** START OF Data extract **
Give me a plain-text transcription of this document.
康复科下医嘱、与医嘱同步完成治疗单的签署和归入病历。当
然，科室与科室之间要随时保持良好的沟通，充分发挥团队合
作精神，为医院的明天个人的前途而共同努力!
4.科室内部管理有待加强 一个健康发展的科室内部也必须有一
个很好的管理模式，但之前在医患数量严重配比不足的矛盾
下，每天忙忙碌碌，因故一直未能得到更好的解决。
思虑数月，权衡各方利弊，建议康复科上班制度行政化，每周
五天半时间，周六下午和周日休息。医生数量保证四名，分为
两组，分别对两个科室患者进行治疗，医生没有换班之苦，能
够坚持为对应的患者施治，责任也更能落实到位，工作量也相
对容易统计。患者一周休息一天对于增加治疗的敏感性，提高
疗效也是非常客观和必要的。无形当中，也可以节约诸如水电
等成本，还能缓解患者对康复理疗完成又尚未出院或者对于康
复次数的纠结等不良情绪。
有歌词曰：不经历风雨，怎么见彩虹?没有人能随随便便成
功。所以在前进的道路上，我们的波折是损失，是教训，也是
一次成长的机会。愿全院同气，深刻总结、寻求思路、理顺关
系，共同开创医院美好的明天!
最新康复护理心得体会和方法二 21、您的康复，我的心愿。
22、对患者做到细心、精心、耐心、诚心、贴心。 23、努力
** END OF Data extract **
What you have to do: Transcribe each entry exactly.

Answer below:
Give me a plain-text transcription of this document.
康复科下医嘱、与医嘱同步完成治疗单的签署和归入病历。当
然，科室与科室之间要随时保持良好的沟通，充分发挥团队合
作精神，为医院的明天个人的前途而共同努力!
4.科室内部管理有待加强 一个健康发展的科室内部也必须有一
个很好的管理模式，但之前在医患数量严重配比不足的矛盾
下，每天忙忙碌碌，因故一直未能得到更好的解决。
思虑数月，权衡各方利弊，建议康复科上班制度行政化，每周
五天半时间，周六下午和周日休息。医生数量保证四名，分为
两组，分别对两个科室患者进行治疗，医生没有换班之苦，能
够坚持为对应的患者施治，责任也更能落实到位，工作量也相
对容易统计。患者一周休息一天对于增加治疗的敏感性，提高
疗效也是非常客观和必要的。无形当中，也可以节约诸如水电
等成本，还能缓解患者对康复理疗完成又尚未出院或者对于康
复次数的纠结等不良情绪。
有歌词曰：不经历风雨，怎么见彩虹?没有人能随随便便成
功。所以在前进的道路上，我们的波折是损失，是教训，也是
一次成长的机会。愿全院同气，深刻总结、寻求思路、理顺关
系，共同开创医院美好的明天!
最新康复护理心得体会和方法二 21、您的康复，我的心愿。
22、对患者做到细心、精心、耐心、诚心、贴心。 23、努力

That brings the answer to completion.